▸ **TAREFAS**:
1 – Traduza para o inglês esta frase do texto sobre o Fugazi: "Quando lançaram Repeater (1990) e Steady Diet of Nothing (1991), o Fugazi já era cobiçado pelos principais selos do mundo."
2 – Retome o texto sobre o Fugazi e escreva a continuação a partir da última frase apresentada.

Quando esses caras se juntam no Fugazi na segunda metade dos anos 80, prometendo uma mistura de Punk e Reggae, a banda já ganhou status. Os primeiros EP’s (que depois foram compilados no álbum 13 Songs, em 1989), traziam a tal mistura, mas também a bagagem de todas as bandas pregressas dos integrantes. Quando lançaram Repeater (1990) e Steady Diet of Nothing (1991), o Fugazi já era cobiçado pelos principais selos do mundo.

Em 1993, o Rock Alternativo estava no ponto mais alto de popularidade, com lançamentos como In Utero (Nirvana), Last Splash (The Breeders) e do Siamese Dream (The Smashing Pumpkins). O Rock parecia disposto a integrar o Fugazi ao mainstream: a banda crescia em popularidade, seguir uma proposta sonora e assinar com uma gravadora maior parecia ser o caminho menos sinuoso para o sucesso.

▸ **DADOS EXTRAÍDOS**:
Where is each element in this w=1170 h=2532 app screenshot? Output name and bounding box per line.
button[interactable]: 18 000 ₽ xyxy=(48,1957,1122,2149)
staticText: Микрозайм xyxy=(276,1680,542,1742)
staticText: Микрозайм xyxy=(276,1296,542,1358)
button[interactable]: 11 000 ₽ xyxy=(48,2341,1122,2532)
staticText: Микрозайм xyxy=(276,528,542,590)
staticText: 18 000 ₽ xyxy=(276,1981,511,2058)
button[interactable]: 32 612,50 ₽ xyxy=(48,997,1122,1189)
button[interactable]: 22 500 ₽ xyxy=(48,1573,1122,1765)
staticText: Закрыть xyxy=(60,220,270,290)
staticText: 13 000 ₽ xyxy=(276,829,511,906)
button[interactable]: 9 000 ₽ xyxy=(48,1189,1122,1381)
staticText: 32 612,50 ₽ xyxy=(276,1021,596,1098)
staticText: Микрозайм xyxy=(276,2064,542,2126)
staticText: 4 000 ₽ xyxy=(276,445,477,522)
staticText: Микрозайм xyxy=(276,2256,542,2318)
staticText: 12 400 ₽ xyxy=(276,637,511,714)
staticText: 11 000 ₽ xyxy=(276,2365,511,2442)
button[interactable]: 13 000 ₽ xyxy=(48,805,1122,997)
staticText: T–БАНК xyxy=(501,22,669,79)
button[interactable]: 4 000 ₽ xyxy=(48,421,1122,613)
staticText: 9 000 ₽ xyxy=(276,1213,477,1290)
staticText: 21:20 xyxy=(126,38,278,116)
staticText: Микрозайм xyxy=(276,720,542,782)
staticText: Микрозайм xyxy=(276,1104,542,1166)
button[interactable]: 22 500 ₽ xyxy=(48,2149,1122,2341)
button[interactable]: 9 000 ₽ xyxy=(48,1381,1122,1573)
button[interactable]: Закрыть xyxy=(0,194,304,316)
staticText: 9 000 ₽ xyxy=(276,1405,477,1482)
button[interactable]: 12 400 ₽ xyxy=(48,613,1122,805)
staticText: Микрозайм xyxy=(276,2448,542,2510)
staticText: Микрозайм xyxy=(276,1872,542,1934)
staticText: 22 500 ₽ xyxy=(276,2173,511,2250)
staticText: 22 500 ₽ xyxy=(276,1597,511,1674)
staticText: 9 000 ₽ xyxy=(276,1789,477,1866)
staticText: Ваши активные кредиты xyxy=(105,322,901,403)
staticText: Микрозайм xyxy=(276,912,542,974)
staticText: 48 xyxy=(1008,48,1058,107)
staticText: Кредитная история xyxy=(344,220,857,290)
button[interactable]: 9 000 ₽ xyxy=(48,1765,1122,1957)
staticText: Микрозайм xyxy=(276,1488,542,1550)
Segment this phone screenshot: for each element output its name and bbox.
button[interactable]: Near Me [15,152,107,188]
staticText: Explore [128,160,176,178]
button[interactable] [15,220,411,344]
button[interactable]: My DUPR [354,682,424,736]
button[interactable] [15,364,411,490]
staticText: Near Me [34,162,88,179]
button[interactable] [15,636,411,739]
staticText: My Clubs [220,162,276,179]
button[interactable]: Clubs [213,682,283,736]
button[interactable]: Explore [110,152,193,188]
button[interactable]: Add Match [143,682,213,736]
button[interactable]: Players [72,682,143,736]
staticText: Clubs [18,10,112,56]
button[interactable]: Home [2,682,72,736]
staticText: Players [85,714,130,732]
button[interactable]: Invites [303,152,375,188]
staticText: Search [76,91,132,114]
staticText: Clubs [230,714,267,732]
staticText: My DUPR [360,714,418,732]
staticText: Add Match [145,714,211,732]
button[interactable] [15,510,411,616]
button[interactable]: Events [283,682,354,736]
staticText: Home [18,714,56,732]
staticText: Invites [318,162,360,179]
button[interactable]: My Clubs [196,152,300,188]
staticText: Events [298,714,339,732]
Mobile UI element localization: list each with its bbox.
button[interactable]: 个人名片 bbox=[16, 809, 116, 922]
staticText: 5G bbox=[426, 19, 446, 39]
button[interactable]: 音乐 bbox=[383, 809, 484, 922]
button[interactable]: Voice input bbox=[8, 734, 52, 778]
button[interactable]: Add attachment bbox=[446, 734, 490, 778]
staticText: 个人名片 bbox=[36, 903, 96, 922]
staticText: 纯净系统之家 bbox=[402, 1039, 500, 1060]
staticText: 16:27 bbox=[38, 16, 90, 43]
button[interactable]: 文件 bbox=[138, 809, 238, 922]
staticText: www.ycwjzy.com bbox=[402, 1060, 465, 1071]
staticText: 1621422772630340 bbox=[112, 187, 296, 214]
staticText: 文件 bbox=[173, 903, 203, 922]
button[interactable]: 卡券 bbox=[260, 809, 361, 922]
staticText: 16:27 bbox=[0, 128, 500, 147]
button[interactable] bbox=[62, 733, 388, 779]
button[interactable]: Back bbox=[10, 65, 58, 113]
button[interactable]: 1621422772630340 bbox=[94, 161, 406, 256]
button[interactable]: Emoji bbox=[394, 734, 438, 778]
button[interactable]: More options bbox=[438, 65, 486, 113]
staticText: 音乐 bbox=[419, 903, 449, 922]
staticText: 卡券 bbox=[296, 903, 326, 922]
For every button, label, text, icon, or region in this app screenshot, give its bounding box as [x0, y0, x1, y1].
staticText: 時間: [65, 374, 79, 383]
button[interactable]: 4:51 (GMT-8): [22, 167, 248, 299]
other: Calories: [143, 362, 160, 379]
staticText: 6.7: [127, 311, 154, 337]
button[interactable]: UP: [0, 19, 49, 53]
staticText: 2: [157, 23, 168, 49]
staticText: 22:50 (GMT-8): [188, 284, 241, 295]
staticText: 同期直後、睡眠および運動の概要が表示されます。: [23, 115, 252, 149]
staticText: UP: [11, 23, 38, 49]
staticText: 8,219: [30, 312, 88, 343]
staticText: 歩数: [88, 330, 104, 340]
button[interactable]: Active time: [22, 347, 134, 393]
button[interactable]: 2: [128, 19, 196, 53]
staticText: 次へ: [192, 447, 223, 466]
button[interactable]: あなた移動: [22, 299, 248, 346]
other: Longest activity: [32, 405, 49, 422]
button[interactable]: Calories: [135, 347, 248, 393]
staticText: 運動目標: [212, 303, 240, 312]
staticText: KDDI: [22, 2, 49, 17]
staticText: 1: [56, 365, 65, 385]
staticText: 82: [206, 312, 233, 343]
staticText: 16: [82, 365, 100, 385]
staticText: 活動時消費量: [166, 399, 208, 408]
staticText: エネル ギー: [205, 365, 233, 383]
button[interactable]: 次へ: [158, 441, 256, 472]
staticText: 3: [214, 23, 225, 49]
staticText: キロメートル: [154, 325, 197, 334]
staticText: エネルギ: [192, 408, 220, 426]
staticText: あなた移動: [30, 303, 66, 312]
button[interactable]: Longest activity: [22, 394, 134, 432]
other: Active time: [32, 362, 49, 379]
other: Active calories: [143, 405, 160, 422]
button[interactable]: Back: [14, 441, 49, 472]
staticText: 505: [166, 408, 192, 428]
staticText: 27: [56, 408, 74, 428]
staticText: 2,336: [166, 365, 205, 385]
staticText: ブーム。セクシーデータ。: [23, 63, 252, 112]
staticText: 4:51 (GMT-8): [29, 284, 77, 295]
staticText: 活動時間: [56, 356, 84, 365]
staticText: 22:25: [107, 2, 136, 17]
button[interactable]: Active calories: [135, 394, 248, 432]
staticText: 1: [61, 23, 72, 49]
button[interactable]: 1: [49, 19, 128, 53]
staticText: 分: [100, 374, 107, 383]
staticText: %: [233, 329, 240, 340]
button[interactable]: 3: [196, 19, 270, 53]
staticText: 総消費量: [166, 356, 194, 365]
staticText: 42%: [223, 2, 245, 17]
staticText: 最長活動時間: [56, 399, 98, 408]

▸ **RESPOSTAS**:
1 – When they released Repeater (1990) and Steady Diet of Nothing (1991), Fugazi was already coveted by the world's leading labels.

2 –
O burburinho em torno do Fugazi ajudou a banda a chegar a melhores acordos de distribuição. Desta forma, foi salutar ao grupo permanecer independente e com acessos, promovendo seu DIY da forma mais inspiradora, empreendedora e honesta possível. O Fugazi tornou-se referência de propaganda boca-a-boca, numa época em que não havia internet.

Para se ter uma ideia do poderio da propaganda do Fugazi, eles recusaram estar no cast do Lollapalooza, o principal festival de música alternativa dos EUA, numa espécie de protesto pelos altos valores dos ingressos, além de tabelar seus discos e merchandisings a preços acessíveis.

In On The Kill Taker, terceiro álbum da banda, foi o primeiro lançamento da banda a chegar nas paradas Billboard. Mas, diferente do que imaginava-se, a banda não se entregou a fórmulas fáceis, nem mesmo a contratos milionários. Na contramão do que parecia ser o apelo do mainstream, o Fugazi adicionou mais influências em seu som – as mais evidentes para este escriba são Sonic Youth, Gang of Four e Wire – ampliando assim a sua identidade sonora, sempre em franca evolução.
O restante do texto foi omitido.